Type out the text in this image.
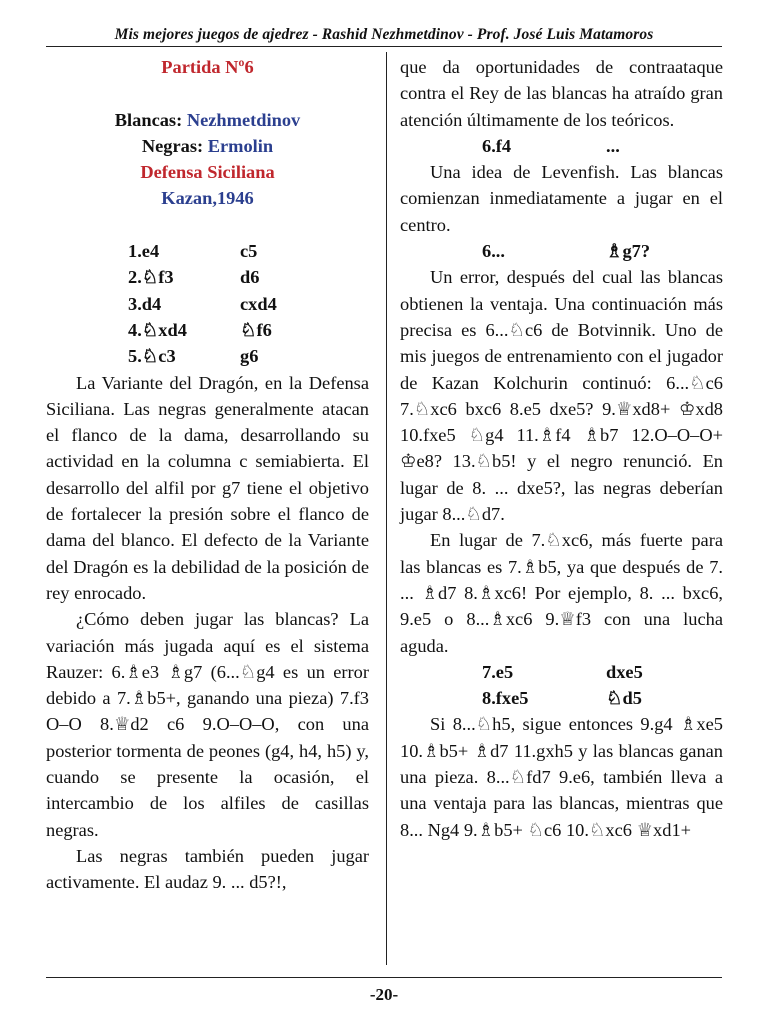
Mis mejores juegos de ajedrez - Rashid Nezhmetdinov - Prof. José Luis Matamoros
Partida Nº6
Blancas: Nezhmetdinov
Negras: Ermolin
Defensa Siciliana
Kazan,1946
1.e4	c5
2.♘f3	d6
3.d4	cxd4
4.♘xd4	♘f6
5.♘c3	g6

La Variante del Dragón, en la Defensa Siciliana. Las negras generalmente atacan el flanco de la dama, desarrollando su actividad en la columna c semiabierta. El desarrollo del alfil por g7 tiene el objetivo de fortalecer la presión sobre el flanco de dama del blanco. El defecto de la Variante del Dragón es la debilidad de la posición de rey enrocado.

¿Cómo deben jugar las blancas? La variación más jugada aquí es el sistema Rauzer: 6.♗e3 ♗g7 (6...♘g4 es un error debido a 7.♗b5+, ganando una pieza) 7.f3 O–O 8.♕d2 c6 9.O–O–O, con una posterior tormenta de peones (g4, h4, h5) y, cuando se presente la ocasión, el intercambio de los alfiles de casillas negras.

Las negras también pueden jugar activamente. El audaz 9. ... d5?!,

que da oportunidades de contraataque contra el Rey de las blancas ha atraído gran atención últimamente de los teóricos.

6.f4	...

Una idea de Levenfish. Las blancas comienzan inmediatamente a jugar en el centro.

6...	♗g7?

Un error, después del cual las blancas obtienen la ventaja. Una continuación más precisa es 6...♘c6 de Botvinnik. Uno de mis juegos de entrenamiento con el jugador de Kazan Kolchurin continuó: 6...♘c6 7.♘xc6 bxc6 8.e5 dxe5? 9.♕xd8+ ♔xd8 10.fxe5 ♘g4 11.♗f4 ♗b7 12.O–O–O+ ♔e8? 13.♘b5! y el negro renunció. En lugar de 8. ... dxe5?, las negras deberían jugar 8...♘d7.

En lugar de 7.♘xc6, más fuerte para las blancas es 7.♗b5, ya que después de 7. ... ♗d7 8.♗xc6! Por ejemplo, 8. ... bxc6, 9.e5 o 8...♗xc6 9.♕f3 con una lucha aguda.

7.e5	dxe5
8.fxe5	♘d5

Si 8...♘h5, sigue entonces 9.g4 ♗xe5 10.♗b5+ ♗d7 11.gxh5 y las blancas ganan una pieza. 8...♘fd7 9.e6, también lleva a una ventaja para las blancas, mientras que 8... Ng4 9.♗b5+ ♘c6 10.♘xc6 ♕xd1+

-20-
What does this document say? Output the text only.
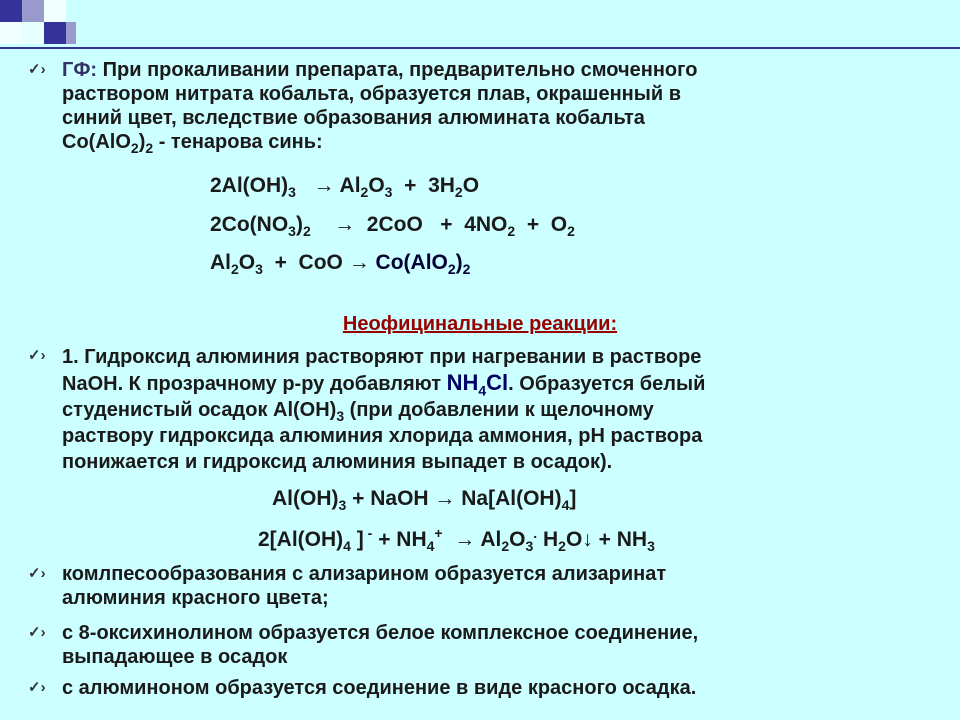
✓› ГФ: При прокаливании препарата, предварительно смоченного
раствором нитрата кобальта, образуется плав, окрашенный в
синий цвет, вследствие образования алюмината кобальта
$Co(AlO_2)_2$ - тенарова синь:
$2Al(OH)_3 \to Al_2O_3 + 3H_2O$
$2Co(NO_3)_2$    →  $2CoO + 4NO_2 + O_2$
$Al_2O_3$  +  CoO → $Co(AlO_2)_2$
Неофицинальные реакции:
✓› 1. Гидроксид алюминия растворяют при нагревании в растворе
NaOH. К прозрачному р-ру добавляют $NH_4Cl$. Образуется белый
студенистый осадок $Al(OH)_3$ (при добавлении к щелочному
раствору гидроксида алюминия хлорида аммония, pH раствора
понижается и гидроксид алюминия выпадет в осадок).
$Al(OH)_3$ + NaOH → $Na[Al(OH)_4]$
$2[Al(OH)_4$ ] $^- + NH_4^+ \to Al_2O_3^.$ $H_2O↓ + NH_3$
✓› комлпесообразования с ализарином образуется ализаринат
алюминия красного цвета;
✓› с 8-оксихинолином образуется белое комплексное соединение,
выпадающее в осадок
✓› с алюминоном образуется соединение в виде красного осадка.
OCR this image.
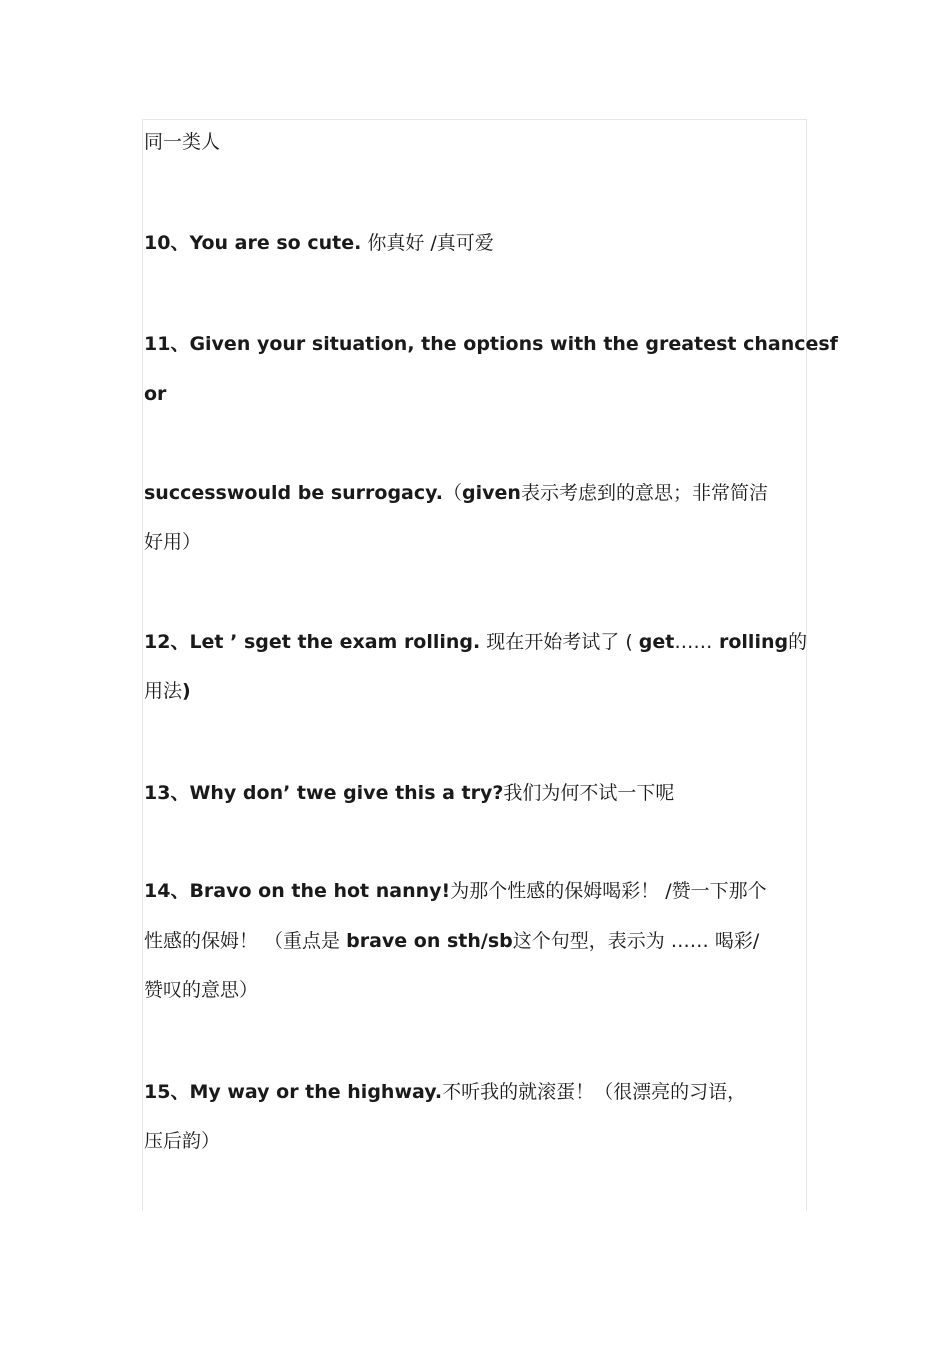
同一类人
10、You are so cute. 你真好 /真可爱
11、Given your situation, the options with the greatest chancesf
or
successwould be surrogacy.（given表示考虑到的意思；非常简洁
好用）
12、Let ’ sget the exam rolling. 现在开始考试了 ( get…… rolling的
用法)
13、Why don’ twe give this a try?我们为何不试一下呢
14、Bravo on the hot nanny!为那个性感的保姆喝彩！ /赞一下那个
性感的保姆！ （重点是 brave on sth/sb这个句型，表示为 …… 喝彩/
赞叹的意思）
15、My way or the highway.不听我的就滚蛋！（很漂亮的习语，
压后韵）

| Directions for this task |
Your task is to gather all lines from the entries above that hold the word "соединение".

| Answer for the task |
✓› с 8-оксихинолином образуется белое комплексное соединение,
✓› с алюминоном образуется соединение в виде красного осадка.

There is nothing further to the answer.